**Provided entries:**
------------------------------------------------

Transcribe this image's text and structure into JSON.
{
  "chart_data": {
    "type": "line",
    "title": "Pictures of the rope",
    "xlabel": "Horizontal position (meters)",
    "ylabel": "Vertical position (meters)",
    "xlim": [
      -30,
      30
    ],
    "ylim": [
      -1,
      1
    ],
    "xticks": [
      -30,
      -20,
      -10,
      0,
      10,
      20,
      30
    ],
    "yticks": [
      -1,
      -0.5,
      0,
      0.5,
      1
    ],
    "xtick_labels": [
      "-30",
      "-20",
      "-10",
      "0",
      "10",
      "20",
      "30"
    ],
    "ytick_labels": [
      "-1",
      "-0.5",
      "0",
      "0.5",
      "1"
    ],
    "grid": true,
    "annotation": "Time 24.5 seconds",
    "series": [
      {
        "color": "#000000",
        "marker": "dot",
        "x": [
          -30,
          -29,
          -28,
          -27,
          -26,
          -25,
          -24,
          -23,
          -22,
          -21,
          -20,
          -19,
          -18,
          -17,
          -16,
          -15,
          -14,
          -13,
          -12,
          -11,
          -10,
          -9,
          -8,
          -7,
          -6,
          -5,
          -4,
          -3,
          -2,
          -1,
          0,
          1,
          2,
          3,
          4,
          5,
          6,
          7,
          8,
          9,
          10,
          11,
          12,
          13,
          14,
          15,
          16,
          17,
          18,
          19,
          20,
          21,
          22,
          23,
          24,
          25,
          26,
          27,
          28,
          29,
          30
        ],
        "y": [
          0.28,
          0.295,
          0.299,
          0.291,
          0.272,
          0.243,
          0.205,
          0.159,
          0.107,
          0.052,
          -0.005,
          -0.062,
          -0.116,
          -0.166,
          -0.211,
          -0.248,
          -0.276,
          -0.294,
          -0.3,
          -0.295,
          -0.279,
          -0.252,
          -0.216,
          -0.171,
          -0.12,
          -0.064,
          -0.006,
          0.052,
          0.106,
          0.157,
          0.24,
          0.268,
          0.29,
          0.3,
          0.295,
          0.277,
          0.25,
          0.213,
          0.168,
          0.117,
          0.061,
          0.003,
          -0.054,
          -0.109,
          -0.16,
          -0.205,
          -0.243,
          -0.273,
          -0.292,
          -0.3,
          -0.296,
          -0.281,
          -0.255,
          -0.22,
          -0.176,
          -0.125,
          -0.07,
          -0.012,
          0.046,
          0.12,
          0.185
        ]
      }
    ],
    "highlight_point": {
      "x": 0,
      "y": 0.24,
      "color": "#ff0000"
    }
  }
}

------------------------------------------------

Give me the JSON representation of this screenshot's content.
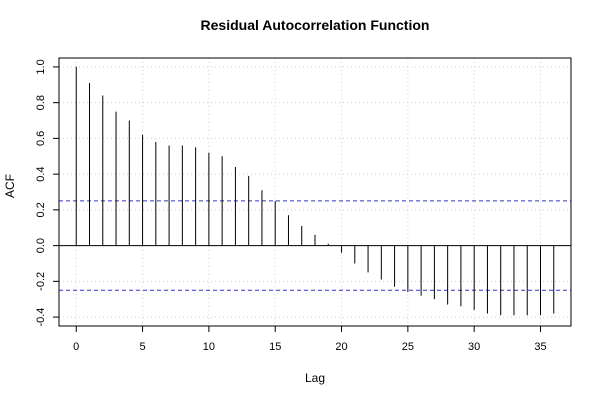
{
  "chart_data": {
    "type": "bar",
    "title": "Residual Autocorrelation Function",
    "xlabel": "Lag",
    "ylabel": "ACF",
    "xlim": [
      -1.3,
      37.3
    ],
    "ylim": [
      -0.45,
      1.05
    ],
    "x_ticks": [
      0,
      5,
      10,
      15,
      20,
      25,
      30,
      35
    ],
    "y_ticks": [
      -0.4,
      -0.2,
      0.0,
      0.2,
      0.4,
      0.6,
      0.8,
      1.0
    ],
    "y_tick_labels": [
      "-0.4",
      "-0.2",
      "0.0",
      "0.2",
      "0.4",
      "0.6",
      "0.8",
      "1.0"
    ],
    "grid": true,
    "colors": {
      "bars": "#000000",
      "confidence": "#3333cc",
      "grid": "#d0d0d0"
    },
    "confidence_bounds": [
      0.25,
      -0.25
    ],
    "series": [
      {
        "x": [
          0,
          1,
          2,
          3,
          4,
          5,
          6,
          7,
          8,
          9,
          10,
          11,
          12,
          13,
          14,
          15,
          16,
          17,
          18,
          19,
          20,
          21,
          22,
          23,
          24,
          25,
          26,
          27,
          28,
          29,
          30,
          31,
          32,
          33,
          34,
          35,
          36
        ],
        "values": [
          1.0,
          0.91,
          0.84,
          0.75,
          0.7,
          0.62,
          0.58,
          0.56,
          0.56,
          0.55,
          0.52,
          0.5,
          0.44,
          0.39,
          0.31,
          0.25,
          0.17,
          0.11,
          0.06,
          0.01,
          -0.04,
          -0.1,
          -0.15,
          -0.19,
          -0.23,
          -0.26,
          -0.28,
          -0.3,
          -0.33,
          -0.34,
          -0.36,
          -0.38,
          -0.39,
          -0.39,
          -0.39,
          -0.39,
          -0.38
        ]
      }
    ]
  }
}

------------------------------------------------

**Task to complete:** Go through the records and gather the lines that hold "title".

**Solved problem:**
    "title": "Pictures of the rope",
    "title": "Residual Autocorrelation Function",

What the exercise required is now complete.